Data in this exercise:
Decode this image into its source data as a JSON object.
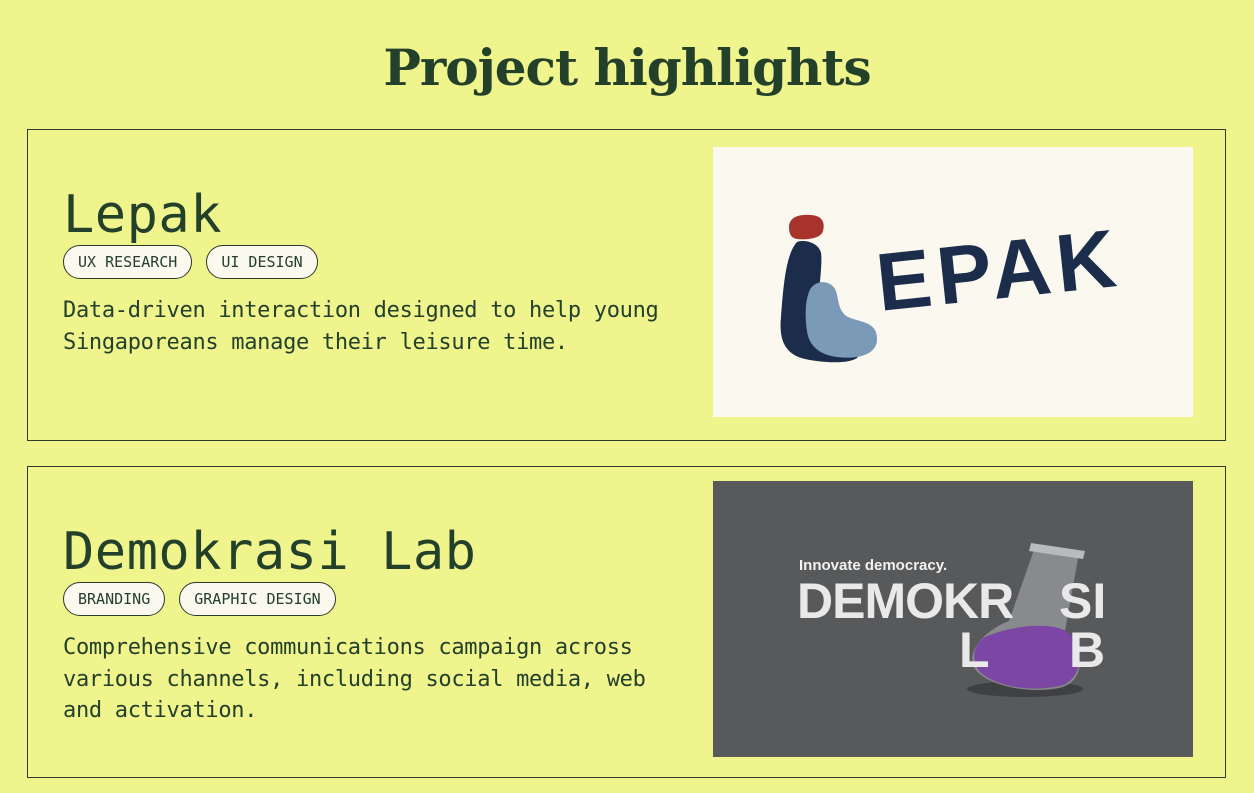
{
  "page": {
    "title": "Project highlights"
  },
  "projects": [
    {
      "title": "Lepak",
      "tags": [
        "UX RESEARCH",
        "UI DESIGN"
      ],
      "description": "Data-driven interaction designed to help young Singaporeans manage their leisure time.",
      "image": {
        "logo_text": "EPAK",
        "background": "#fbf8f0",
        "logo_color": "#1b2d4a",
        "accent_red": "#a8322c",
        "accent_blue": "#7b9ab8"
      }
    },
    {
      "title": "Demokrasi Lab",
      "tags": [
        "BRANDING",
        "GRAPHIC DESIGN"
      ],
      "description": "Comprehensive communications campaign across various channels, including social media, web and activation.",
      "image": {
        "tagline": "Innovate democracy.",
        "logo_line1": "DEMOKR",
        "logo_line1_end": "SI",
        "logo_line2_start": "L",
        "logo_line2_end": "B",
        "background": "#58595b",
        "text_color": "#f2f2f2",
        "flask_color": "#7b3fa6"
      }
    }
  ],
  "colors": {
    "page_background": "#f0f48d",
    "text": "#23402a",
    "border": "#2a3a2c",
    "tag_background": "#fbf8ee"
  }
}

Required task:
Pick out the lines that have the word "title". Copy them all.

Exercise result:
    "title": "Project highlights"
      "title": "Lepak",
      "title": "Demokrasi Lab",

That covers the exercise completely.